Data items =>
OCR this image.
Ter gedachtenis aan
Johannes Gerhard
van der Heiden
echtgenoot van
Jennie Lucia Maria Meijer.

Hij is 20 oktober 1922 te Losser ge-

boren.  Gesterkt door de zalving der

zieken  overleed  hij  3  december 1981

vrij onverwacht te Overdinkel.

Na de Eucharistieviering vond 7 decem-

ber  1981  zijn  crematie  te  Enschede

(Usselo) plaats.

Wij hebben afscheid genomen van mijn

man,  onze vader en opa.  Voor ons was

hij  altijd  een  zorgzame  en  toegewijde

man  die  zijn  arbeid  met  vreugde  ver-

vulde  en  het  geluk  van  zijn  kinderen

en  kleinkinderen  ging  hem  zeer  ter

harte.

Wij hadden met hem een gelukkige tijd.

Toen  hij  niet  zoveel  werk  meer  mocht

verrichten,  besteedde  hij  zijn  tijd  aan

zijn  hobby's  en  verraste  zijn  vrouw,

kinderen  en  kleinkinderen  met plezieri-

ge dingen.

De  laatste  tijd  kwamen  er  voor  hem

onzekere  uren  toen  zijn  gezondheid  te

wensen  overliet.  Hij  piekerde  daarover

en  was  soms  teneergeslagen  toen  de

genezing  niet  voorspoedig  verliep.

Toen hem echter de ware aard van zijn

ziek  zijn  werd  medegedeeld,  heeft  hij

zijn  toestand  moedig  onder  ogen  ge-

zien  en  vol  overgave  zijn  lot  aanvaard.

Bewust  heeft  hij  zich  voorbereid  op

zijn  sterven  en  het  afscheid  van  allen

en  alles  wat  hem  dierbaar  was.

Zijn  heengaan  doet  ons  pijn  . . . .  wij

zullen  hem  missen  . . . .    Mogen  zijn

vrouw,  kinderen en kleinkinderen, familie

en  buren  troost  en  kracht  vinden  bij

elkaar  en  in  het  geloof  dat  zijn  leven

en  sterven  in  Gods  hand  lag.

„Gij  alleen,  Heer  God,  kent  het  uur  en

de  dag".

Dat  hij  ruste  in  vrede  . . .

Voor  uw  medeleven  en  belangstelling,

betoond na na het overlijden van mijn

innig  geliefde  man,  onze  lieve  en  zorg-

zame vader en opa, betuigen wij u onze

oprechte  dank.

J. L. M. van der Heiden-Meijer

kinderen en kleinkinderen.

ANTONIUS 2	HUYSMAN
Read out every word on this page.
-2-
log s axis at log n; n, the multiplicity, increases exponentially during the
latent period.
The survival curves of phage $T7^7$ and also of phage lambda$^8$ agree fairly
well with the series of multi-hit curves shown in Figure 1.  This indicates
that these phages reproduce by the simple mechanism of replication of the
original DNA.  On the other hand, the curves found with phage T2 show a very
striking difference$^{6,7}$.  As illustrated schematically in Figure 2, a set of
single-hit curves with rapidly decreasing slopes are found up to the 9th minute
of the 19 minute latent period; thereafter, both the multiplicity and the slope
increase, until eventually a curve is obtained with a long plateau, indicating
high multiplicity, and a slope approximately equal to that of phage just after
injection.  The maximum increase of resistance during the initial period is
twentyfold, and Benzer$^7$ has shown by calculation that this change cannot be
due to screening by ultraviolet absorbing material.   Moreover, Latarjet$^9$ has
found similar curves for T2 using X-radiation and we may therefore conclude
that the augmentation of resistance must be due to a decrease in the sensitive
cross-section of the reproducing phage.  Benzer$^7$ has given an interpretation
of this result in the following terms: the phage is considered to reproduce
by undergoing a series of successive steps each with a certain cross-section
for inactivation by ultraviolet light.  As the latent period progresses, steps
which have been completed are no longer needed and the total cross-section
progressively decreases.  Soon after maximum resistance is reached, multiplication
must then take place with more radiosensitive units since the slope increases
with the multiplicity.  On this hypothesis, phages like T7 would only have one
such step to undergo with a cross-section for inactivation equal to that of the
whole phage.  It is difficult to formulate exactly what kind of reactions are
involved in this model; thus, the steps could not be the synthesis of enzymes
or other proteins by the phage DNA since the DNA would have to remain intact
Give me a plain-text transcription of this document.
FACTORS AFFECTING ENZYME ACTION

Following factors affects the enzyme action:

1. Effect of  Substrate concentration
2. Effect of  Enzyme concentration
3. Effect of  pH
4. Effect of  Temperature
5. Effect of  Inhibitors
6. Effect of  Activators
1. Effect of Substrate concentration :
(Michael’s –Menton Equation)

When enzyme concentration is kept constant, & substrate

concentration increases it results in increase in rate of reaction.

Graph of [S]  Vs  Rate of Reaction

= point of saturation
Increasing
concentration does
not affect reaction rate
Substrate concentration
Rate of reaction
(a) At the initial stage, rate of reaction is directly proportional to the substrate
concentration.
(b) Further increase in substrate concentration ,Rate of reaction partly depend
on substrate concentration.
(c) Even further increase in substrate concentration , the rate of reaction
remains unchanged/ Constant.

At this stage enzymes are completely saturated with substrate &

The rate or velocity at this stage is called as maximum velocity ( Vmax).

Activity => Write all of the data above again, exactly as given.

Result =>
OCR this image.
Ter gedachtenis aan
Johannes Gerhard
van der Heiden
echtgenoot van
Jennie Lucia Maria Meijer.

Hij is 20 oktober 1922 te Losser ge-

boren.  Gesterkt door de zalving der

zieken  overleed  hij  3  december 1981

vrij onverwacht te Overdinkel.

Na de Eucharistieviering vond 7 decem-

ber  1981  zijn  crematie  te  Enschede

(Usselo) plaats.

Wij hebben afscheid genomen van mijn

man,  onze vader en opa.  Voor ons was

hij  altijd  een  zorgzame  en  toegewijde

man  die  zijn  arbeid  met  vreugde  ver-

vulde  en  het  geluk  van  zijn  kinderen

en  kleinkinderen  ging  hem  zeer  ter

harte.

Wij hadden met hem een gelukkige tijd.

Toen  hij  niet  zoveel  werk  meer  mocht

verrichten,  besteedde  hij  zijn  tijd  aan

zijn  hobby's  en  verraste  zijn  vrouw,

kinderen  en  kleinkinderen  met plezieri-

ge dingen.

De  laatste  tijd  kwamen  er  voor  hem

onzekere  uren  toen  zijn  gezondheid  te

wensen  overliet.  Hij  piekerde  daarover

en  was  soms  teneergeslagen  toen  de

genezing  niet  voorspoedig  verliep.

Toen hem echter de ware aard van zijn

ziek  zijn  werd  medegedeeld,  heeft  hij

zijn  toestand  moedig  onder  ogen  ge-

zien  en  vol  overgave  zijn  lot  aanvaard.

Bewust  heeft  hij  zich  voorbereid  op

zijn  sterven  en  het  afscheid  van  allen

en  alles  wat  hem  dierbaar  was.

Zijn  heengaan  doet  ons  pijn  . . . .  wij

zullen  hem  missen  . . . .    Mogen  zijn

vrouw,  kinderen en kleinkinderen, familie

en  buren  troost  en  kracht  vinden  bij

elkaar  en  in  het  geloof  dat  zijn  leven

en  sterven  in  Gods  hand  lag.

„Gij  alleen,  Heer  God,  kent  het  uur  en

de  dag".

Dat  hij  ruste  in  vrede  . . .

Voor  uw  medeleven  en  belangstelling,

betoond na na het overlijden van mijn

innig  geliefde  man,  onze  lieve  en  zorg-

zame vader en opa, betuigen wij u onze

oprechte  dank.

J. L. M. van der Heiden-Meijer

kinderen en kleinkinderen.

ANTONIUS 2	HUYSMAN
Read out every word on this page.
-2-
log s axis at log n; n, the multiplicity, increases exponentially during the
latent period.
The survival curves of phage $T7^7$ and also of phage lambda$^8$ agree fairly
well with the series of multi-hit curves shown in Figure 1.  This indicates
that these phages reproduce by the simple mechanism of replication of the
original DNA.  On the other hand, the curves found with phage T2 show a very
striking difference$^{6,7}$.  As illustrated schematically in Figure 2, a set of
single-hit curves with rapidly decreasing slopes are found up to the 9th minute
of the 19 minute latent period; thereafter, both the multiplicity and the slope
increase, until eventually a curve is obtained with a long plateau, indicating
high multiplicity, and a slope approximately equal to that of phage just after
injection.  The maximum increase of resistance during the initial period is
twentyfold, and Benzer$^7$ has shown by calculation that this change cannot be
due to screening by ultraviolet absorbing material.   Moreover, Latarjet$^9$ has
found similar curves for T2 using X-radiation and we may therefore conclude
that the augmentation of resistance must be due to a decrease in the sensitive
cross-section of the reproducing phage.  Benzer$^7$ has given an interpretation
of this result in the following terms: the phage is considered to reproduce
by undergoing a series of successive steps each with a certain cross-section
for inactivation by ultraviolet light.  As the latent period progresses, steps
which have been completed are no longer needed and the total cross-section
progressively decreases.  Soon after maximum resistance is reached, multiplication
must then take place with more radiosensitive units since the slope increases
with the multiplicity.  On this hypothesis, phages like T7 would only have one
such step to undergo with a cross-section for inactivation equal to that of the
whole phage.  It is difficult to formulate exactly what kind of reactions are
involved in this model; thus, the steps could not be the synthesis of enzymes
or other proteins by the phage DNA since the DNA would have to remain intact
Give me a plain-text transcription of this document.
FACTORS AFFECTING ENZYME ACTION

Following factors affects the enzyme action:

1. Effect of  Substrate concentration
2. Effect of  Enzyme concentration
3. Effect of  pH
4. Effect of  Temperature
5. Effect of  Inhibitors
6. Effect of  Activators
1. Effect of Substrate concentration :
(Michael’s –Menton Equation)

When enzyme concentration is kept constant, & substrate

concentration increases it results in increase in rate of reaction.

Graph of [S]  Vs  Rate of Reaction

= point of saturation
Increasing
concentration does
not affect reaction rate
Substrate concentration
Rate of reaction
(a) At the initial stage, rate of reaction is directly proportional to the substrate
concentration.
(b) Further increase in substrate concentration ,Rate of reaction partly depend
on substrate concentration.
(c) Even further increase in substrate concentration , the rate of reaction
remains unchanged/ Constant.

At this stage enzymes are completely saturated with substrate &

The rate or velocity at this stage is called as maximum velocity ( Vmax).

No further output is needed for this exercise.